### YOUR OBJECTIVE
Gather all lines from the material that contain the word "gains".

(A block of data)
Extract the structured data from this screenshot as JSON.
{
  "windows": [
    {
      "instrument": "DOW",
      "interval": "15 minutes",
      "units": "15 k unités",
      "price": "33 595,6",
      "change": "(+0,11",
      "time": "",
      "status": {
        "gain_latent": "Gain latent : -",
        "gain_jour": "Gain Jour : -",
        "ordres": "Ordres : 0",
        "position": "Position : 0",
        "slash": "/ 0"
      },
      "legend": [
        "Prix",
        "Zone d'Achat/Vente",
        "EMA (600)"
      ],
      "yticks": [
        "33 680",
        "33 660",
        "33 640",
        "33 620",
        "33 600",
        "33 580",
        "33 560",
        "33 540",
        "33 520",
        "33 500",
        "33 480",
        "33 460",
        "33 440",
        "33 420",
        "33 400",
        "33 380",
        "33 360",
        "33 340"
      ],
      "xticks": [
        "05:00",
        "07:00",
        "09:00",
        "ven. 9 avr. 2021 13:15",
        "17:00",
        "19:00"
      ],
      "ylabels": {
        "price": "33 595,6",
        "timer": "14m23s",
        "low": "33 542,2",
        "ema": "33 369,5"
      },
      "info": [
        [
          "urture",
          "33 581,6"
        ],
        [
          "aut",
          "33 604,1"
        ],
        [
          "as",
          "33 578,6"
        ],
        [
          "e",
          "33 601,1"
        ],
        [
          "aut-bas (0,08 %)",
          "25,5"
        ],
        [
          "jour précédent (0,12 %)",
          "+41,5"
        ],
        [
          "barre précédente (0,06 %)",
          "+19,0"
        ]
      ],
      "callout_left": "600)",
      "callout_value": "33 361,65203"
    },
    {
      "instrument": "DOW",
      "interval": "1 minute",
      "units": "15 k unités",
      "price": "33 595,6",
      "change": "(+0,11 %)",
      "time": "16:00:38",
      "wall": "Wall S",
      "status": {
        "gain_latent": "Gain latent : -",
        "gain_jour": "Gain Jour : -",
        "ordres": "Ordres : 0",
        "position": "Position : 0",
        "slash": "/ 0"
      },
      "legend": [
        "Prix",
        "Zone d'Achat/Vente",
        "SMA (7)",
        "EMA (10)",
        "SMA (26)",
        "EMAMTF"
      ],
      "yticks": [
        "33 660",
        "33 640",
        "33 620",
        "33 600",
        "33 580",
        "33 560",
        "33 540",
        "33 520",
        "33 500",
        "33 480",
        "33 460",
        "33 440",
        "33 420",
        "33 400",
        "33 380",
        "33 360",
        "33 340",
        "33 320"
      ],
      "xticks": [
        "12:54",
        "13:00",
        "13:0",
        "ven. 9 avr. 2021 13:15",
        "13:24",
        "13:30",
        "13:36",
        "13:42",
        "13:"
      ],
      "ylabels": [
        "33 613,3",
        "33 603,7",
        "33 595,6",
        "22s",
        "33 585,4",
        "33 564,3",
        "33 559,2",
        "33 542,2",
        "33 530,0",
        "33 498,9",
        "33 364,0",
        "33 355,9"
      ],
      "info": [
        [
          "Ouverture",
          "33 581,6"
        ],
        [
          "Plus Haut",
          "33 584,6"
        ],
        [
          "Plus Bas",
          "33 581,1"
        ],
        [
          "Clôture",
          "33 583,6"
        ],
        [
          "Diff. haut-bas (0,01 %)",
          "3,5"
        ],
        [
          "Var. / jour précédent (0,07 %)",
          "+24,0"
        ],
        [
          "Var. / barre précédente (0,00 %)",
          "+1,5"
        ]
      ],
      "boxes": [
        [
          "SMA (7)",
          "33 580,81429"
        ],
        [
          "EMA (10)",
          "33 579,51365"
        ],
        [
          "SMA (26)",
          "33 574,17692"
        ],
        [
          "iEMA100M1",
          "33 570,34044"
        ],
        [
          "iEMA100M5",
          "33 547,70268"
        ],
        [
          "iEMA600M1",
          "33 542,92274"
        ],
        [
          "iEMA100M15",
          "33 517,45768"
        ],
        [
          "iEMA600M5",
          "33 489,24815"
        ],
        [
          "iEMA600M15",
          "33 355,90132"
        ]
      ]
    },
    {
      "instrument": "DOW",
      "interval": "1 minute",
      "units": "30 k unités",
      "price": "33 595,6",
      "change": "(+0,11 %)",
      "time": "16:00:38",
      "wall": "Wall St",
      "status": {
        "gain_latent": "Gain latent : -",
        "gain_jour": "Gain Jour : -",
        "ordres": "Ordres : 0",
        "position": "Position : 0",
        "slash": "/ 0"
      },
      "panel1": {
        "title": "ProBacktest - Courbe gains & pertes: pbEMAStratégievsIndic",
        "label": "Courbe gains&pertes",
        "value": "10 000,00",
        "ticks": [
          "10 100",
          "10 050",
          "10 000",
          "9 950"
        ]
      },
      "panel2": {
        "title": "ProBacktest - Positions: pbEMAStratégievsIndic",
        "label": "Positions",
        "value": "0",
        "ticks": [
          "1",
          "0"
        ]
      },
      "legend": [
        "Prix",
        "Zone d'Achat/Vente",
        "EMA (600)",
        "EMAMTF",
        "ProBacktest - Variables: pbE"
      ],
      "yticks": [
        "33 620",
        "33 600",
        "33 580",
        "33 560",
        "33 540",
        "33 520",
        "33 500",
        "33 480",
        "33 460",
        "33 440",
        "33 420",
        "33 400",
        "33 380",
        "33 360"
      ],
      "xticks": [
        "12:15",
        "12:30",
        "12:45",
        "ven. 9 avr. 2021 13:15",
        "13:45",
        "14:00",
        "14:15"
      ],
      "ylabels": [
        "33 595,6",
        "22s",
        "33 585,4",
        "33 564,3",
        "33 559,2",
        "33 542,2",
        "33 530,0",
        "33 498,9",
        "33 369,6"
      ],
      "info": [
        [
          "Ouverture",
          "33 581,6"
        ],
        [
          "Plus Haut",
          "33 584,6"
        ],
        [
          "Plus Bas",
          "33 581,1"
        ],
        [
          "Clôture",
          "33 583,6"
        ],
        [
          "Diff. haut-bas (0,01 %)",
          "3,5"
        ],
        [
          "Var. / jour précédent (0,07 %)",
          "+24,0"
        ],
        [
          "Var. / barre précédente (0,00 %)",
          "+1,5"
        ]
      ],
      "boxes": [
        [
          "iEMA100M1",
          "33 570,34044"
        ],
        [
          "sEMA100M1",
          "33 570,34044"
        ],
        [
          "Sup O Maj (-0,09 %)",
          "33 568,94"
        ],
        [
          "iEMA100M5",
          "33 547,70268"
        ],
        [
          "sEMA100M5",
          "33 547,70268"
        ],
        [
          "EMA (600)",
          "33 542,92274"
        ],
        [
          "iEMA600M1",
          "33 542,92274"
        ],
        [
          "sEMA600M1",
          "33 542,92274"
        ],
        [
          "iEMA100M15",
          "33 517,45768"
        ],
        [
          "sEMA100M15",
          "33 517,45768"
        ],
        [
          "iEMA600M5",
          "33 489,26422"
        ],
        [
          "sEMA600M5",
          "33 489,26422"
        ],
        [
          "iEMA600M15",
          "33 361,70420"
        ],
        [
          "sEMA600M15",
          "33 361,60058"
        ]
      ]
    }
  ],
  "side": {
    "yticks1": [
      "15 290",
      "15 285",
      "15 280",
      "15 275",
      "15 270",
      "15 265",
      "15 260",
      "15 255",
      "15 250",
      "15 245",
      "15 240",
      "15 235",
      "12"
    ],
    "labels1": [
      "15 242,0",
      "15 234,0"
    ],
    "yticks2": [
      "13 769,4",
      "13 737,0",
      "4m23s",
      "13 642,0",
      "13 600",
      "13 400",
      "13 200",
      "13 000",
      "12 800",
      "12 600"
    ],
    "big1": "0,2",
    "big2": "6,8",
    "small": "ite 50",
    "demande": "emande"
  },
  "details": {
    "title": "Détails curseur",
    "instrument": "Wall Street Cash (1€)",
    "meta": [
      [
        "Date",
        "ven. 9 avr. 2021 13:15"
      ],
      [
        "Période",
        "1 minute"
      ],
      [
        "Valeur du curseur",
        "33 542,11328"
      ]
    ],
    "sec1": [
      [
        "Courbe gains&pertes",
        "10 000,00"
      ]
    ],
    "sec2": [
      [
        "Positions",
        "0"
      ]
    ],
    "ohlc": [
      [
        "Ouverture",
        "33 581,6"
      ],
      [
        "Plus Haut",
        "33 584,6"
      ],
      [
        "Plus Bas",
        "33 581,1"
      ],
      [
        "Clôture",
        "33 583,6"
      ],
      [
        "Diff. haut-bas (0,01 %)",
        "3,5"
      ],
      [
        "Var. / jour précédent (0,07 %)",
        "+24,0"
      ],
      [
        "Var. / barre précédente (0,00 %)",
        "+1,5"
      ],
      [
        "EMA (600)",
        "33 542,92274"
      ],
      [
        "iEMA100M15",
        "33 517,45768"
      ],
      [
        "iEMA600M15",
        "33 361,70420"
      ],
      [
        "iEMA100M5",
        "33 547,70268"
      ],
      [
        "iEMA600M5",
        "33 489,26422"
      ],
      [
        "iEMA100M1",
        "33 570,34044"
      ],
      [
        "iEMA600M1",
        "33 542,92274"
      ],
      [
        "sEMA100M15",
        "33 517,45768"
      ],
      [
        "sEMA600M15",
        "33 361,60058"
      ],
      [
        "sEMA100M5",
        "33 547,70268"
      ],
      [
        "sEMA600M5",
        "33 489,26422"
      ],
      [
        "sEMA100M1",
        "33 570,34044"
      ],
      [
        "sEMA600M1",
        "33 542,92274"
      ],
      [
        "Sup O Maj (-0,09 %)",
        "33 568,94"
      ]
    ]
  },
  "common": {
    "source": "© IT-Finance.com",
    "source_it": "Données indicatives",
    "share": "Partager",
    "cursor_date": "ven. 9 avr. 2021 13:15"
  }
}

### RESPONSE TO THE EXERCISE
        "title": "ProBacktest - Courbe gains & pertes: pbEMAStratégievsIndic",
        "label": "Courbe gains&pertes",
        "Courbe gains&pertes",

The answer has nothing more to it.